SET PROBLEM: Wherever "podnožové" appears in a line, list that line.

RECORD EXCERPTS:
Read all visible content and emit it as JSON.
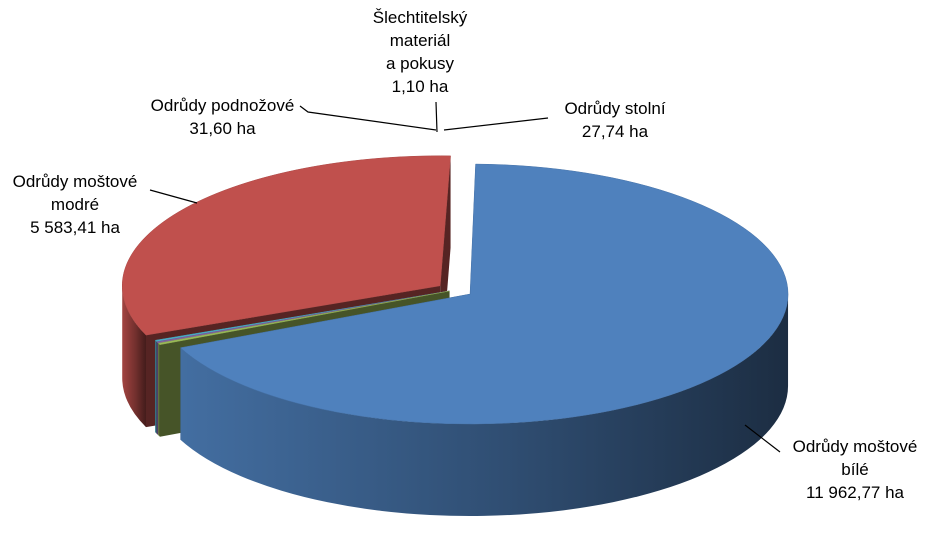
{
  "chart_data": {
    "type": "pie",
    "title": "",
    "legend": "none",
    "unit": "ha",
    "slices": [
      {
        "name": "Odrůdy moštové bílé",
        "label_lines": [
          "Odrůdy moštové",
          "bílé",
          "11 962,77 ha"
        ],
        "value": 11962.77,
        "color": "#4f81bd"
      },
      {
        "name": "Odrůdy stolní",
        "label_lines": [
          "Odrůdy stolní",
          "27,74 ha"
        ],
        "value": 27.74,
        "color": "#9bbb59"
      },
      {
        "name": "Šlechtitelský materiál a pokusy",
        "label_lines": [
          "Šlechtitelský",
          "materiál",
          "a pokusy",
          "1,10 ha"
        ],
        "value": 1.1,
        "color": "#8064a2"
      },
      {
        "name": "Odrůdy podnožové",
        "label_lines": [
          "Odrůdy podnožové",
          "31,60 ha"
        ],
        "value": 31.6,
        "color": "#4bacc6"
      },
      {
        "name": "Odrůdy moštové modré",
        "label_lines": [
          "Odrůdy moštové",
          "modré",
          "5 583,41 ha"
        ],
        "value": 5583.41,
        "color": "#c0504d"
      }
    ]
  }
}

==

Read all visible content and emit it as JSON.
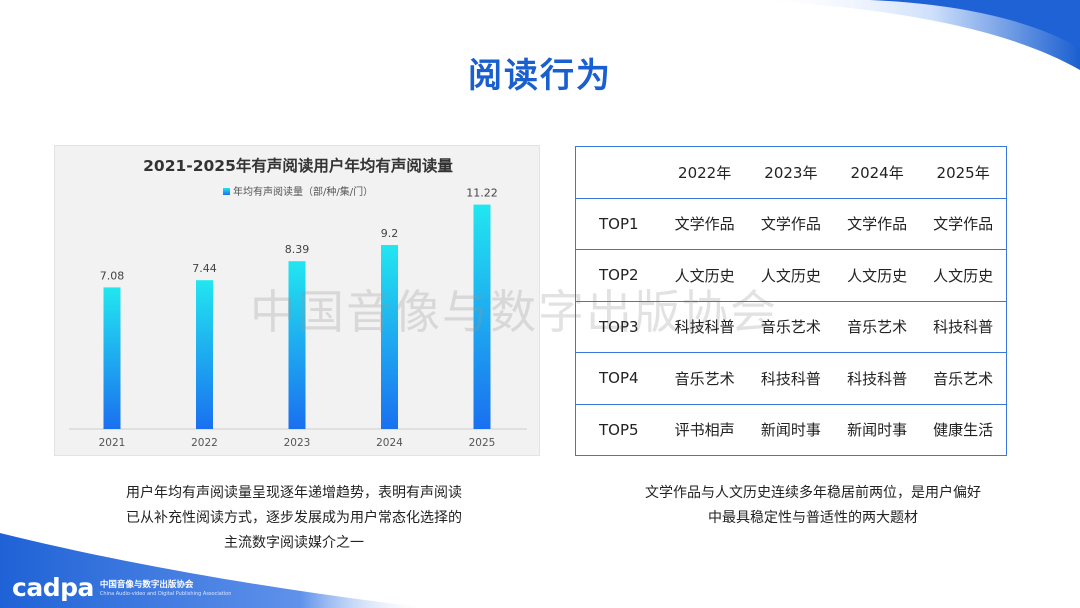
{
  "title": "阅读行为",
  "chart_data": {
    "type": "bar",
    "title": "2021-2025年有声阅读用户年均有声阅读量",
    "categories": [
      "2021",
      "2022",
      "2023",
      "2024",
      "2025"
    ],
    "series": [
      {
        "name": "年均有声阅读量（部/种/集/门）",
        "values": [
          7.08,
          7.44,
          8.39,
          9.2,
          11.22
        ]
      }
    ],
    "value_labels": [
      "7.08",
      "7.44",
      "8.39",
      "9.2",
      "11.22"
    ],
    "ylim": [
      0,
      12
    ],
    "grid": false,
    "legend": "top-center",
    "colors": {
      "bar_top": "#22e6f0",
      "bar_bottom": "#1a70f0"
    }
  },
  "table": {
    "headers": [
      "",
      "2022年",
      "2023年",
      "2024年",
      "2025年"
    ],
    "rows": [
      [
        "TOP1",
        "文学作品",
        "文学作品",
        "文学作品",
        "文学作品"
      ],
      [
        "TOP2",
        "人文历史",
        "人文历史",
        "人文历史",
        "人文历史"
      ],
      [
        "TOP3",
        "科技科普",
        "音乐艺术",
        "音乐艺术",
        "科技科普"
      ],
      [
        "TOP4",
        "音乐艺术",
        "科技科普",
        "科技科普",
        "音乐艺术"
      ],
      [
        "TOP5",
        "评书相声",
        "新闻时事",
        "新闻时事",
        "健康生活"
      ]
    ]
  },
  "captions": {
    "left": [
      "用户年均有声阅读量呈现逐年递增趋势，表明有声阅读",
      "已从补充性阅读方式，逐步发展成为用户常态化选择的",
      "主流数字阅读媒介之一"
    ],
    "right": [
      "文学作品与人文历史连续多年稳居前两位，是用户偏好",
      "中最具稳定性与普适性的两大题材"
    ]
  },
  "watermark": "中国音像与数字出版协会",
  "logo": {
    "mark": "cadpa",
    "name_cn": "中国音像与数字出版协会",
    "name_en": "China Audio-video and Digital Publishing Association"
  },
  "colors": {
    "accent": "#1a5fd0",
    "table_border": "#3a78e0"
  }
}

RESULT FOR THIS EXERCISE:
        "name": "Odrůdy podnožové",
          "Odrůdy podnožové",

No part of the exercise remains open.